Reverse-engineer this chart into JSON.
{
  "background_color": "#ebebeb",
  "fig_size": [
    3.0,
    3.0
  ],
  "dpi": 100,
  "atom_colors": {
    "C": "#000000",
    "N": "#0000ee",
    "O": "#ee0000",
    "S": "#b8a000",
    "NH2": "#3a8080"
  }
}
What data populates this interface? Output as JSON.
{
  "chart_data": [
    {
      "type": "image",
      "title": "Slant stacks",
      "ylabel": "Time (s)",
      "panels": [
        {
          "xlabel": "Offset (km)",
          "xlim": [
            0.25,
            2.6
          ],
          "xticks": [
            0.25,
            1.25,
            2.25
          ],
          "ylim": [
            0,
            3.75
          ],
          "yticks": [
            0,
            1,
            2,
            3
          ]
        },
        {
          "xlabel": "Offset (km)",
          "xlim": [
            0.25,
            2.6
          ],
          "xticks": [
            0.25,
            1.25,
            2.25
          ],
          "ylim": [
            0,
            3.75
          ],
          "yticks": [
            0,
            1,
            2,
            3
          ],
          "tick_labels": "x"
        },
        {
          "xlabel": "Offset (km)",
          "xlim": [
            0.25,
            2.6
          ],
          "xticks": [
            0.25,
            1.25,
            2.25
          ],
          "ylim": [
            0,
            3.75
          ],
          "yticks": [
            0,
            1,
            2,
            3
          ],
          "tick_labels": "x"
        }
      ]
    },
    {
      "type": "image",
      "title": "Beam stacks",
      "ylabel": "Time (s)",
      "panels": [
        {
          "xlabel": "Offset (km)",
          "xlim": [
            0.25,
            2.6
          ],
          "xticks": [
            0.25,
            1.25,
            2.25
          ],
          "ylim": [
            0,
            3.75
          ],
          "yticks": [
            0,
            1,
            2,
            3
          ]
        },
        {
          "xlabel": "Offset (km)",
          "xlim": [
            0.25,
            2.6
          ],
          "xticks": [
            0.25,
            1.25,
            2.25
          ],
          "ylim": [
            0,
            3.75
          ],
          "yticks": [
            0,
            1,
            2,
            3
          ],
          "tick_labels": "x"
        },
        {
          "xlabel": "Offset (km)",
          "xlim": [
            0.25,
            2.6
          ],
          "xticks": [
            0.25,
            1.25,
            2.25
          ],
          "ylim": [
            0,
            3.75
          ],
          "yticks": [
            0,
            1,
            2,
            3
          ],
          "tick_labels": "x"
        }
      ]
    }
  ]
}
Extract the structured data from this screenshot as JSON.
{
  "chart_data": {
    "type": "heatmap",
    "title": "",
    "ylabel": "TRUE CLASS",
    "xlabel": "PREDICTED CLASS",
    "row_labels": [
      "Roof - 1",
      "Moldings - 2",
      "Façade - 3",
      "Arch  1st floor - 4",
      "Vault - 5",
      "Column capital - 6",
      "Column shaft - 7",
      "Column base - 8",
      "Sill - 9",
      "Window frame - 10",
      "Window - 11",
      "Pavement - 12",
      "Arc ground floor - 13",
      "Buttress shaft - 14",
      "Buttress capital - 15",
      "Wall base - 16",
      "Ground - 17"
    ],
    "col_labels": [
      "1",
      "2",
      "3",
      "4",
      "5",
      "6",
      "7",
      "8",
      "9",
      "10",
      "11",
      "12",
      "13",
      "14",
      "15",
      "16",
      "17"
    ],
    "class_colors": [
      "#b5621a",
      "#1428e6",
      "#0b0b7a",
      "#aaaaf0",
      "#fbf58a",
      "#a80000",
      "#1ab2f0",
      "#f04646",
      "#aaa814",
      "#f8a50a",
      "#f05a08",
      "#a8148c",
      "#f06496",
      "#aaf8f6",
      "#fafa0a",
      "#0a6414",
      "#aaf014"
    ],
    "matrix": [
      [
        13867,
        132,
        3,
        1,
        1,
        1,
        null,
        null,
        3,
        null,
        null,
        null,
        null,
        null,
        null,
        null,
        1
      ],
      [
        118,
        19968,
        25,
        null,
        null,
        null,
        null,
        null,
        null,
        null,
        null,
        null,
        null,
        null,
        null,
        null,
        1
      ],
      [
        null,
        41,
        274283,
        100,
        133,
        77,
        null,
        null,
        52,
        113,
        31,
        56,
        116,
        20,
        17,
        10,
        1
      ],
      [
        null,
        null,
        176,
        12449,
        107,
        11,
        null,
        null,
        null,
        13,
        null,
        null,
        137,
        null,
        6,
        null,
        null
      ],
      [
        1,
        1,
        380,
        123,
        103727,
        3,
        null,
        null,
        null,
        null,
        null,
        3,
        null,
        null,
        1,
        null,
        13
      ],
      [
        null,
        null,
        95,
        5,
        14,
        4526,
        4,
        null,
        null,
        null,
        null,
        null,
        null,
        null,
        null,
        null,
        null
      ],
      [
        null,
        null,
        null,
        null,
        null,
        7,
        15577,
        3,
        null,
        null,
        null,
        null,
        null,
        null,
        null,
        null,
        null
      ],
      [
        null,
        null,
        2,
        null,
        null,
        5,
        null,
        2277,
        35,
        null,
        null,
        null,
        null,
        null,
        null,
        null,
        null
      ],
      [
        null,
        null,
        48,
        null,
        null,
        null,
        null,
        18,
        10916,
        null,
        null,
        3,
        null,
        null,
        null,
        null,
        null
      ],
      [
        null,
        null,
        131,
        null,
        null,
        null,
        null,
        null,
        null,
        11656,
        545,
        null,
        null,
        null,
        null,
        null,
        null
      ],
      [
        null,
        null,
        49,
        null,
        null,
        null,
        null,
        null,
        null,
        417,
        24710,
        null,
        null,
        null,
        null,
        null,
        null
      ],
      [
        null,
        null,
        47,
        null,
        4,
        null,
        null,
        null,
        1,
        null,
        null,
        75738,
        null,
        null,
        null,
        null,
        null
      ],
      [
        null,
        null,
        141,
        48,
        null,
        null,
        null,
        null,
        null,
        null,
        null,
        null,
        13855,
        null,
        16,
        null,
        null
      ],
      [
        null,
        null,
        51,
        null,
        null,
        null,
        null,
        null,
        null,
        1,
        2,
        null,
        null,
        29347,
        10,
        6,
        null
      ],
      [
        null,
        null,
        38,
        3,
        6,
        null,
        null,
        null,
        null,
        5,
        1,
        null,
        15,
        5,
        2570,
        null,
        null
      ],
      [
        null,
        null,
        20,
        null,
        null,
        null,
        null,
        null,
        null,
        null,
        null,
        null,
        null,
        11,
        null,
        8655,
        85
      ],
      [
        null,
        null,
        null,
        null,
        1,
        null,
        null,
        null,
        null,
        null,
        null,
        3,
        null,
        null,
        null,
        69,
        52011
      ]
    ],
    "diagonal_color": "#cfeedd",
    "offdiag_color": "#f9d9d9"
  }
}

::::

_THE REQUEST:_ The records above need to be transcribed in full. Keep every character unchanged.

_RESULT:_
Reverse-engineer this chart into JSON.
{
  "background_color": "#ebebeb",
  "fig_size": [
    3.0,
    3.0
  ],
  "dpi": 100,
  "atom_colors": {
    "C": "#000000",
    "N": "#0000ee",
    "O": "#ee0000",
    "S": "#b8a000",
    "NH2": "#3a8080"
  }
}
What data populates this interface? Output as JSON.
{
  "chart_data": [
    {
      "type": "image",
      "title": "Slant stacks",
      "ylabel": "Time (s)",
      "panels": [
        {
          "xlabel": "Offset (km)",
          "xlim": [
            0.25,
            2.6
          ],
          "xticks": [
            0.25,
            1.25,
            2.25
          ],
          "ylim": [
            0,
            3.75
          ],
          "yticks": [
            0,
            1,
            2,
            3
          ]
        },
        {
          "xlabel": "Offset (km)",
          "xlim": [
            0.25,
            2.6
          ],
          "xticks": [
            0.25,
            1.25,
            2.25
          ],
          "ylim": [
            0,
            3.75
          ],
          "yticks": [
            0,
            1,
            2,
            3
          ],
          "tick_labels": "x"
        },
        {
          "xlabel": "Offset (km)",
          "xlim": [
            0.25,
            2.6
          ],
          "xticks": [
            0.25,
            1.25,
            2.25
          ],
          "ylim": [
            0,
            3.75
          ],
          "yticks": [
            0,
            1,
            2,
            3
          ],
          "tick_labels": "x"
        }
      ]
    },
    {
      "type": "image",
      "title": "Beam stacks",
      "ylabel": "Time (s)",
      "panels": [
        {
          "xlabel": "Offset (km)",
          "xlim": [
            0.25,
            2.6
          ],
          "xticks": [
            0.25,
            1.25,
            2.25
          ],
          "ylim": [
            0,
            3.75
          ],
          "yticks": [
            0,
            1,
            2,
            3
          ]
        },
        {
          "xlabel": "Offset (km)",
          "xlim": [
            0.25,
            2.6
          ],
          "xticks": [
            0.25,
            1.25,
            2.25
          ],
          "ylim": [
            0,
            3.75
          ],
          "yticks": [
            0,
            1,
            2,
            3
          ],
          "tick_labels": "x"
        },
        {
          "xlabel": "Offset (km)",
          "xlim": [
            0.25,
            2.6
          ],
          "xticks": [
            0.25,
            1.25,
            2.25
          ],
          "ylim": [
            0,
            3.75
          ],
          "yticks": [
            0,
            1,
            2,
            3
          ],
          "tick_labels": "x"
        }
      ]
    }
  ]
}
Extract the structured data from this screenshot as JSON.
{
  "chart_data": {
    "type": "heatmap",
    "title": "",
    "ylabel": "TRUE CLASS",
    "xlabel": "PREDICTED CLASS",
    "row_labels": [
      "Roof - 1",
      "Moldings - 2",
      "Façade - 3",
      "Arch  1st floor - 4",
      "Vault - 5",
      "Column capital - 6",
      "Column shaft - 7",
      "Column base - 8",
      "Sill - 9",
      "Window frame - 10",
      "Window - 11",
      "Pavement - 12",
      "Arc ground floor - 13",
      "Buttress shaft - 14",
      "Buttress capital - 15",
      "Wall base - 16",
      "Ground - 17"
    ],
    "col_labels": [
      "1",
      "2",
      "3",
      "4",
      "5",
      "6",
      "7",
      "8",
      "9",
      "10",
      "11",
      "12",
      "13",
      "14",
      "15",
      "16",
      "17"
    ],
    "class_colors": [
      "#b5621a",
      "#1428e6",
      "#0b0b7a",
      "#aaaaf0",
      "#fbf58a",
      "#a80000",
      "#1ab2f0",
      "#f04646",
      "#aaa814",
      "#f8a50a",
      "#f05a08",
      "#a8148c",
      "#f06496",
      "#aaf8f6",
      "#fafa0a",
      "#0a6414",
      "#aaf014"
    ],
    "matrix": [
      [
        13867,
        132,
        3,
        1,
        1,
        1,
        null,
        null,
        3,
        null,
        null,
        null,
        null,
        null,
        null,
        null,
        1
      ],
      [
        118,
        19968,
        25,
        null,
        null,
        null,
        null,
        null,
        null,
        null,
        null,
        null,
        null,
        null,
        null,
        null,
        1
      ],
      [
        null,
        41,
        274283,
        100,
        133,
        77,
        null,
        null,
        52,
        113,
        31,
        56,
        116,
        20,
        17,
        10,
        1
      ],
      [
        null,
        null,
        176,
        12449,
        107,
        11,
        null,
        null,
        null,
        13,
        null,
        null,
        137,
        null,
        6,
        null,
        null
      ],
      [
        1,
        1,
        380,
        123,
        103727,
        3,
        null,
        null,
        null,
        null,
        null,
        3,
        null,
        null,
        1,
        null,
        13
      ],
      [
        null,
        null,
        95,
        5,
        14,
        4526,
        4,
        null,
        null,
        null,
        null,
        null,
        null,
        null,
        null,
        null,
        null
      ],
      [
        null,
        null,
        null,
        null,
        null,
        7,
        15577,
        3,
        null,
        null,
        null,
        null,
        null,
        null,
        null,
        null,
        null
      ],
      [
        null,
        null,
        2,
        null,
        null,
        5,
        null,
        2277,
        35,
        null,
        null,
        null,
        null,
        null,
        null,
        null,
        null
      ],
      [
        null,
        null,
        48,
        null,
        null,
        null,
        null,
        18,
        10916,
        null,
        null,
        3,
        null,
        null,
        null,
        null,
        null
      ],
      [
        null,
        null,
        131,
        null,
        null,
        null,
        null,
        null,
        null,
        11656,
        545,
        null,
        null,
        null,
        null,
        null,
        null
      ],
      [
        null,
        null,
        49,
        null,
        null,
        null,
        null,
        null,
        null,
        417,
        24710,
        null,
        null,
        null,
        null,
        null,
        null
      ],
      [
        null,
        null,
        47,
        null,
        4,
        null,
        null,
        null,
        1,
        null,
        null,
        75738,
        null,
        null,
        null,
        null,
        null
      ],
      [
        null,
        null,
        141,
        48,
        null,
        null,
        null,
        null,
        null,
        null,
        null,
        null,
        13855,
        null,
        16,
        null,
        null
      ],
      [
        null,
        null,
        51,
        null,
        null,
        null,
        null,
        null,
        null,
        1,
        2,
        null,
        null,
        29347,
        10,
        6,
        null
      ],
      [
        null,
        null,
        38,
        3,
        6,
        null,
        null,
        null,
        null,
        5,
        1,
        null,
        15,
        5,
        2570,
        null,
        null
      ],
      [
        null,
        null,
        20,
        null,
        null,
        null,
        null,
        null,
        null,
        null,
        null,
        null,
        null,
        11,
        null,
        8655,
        85
      ],
      [
        null,
        null,
        null,
        null,
        1,
        null,
        null,
        null,
        null,
        null,
        null,
        3,
        null,
        null,
        null,
        69,
        52011
      ]
    ],
    "diagonal_color": "#cfeedd",
    "offdiag_color": "#f9d9d9"
  }
}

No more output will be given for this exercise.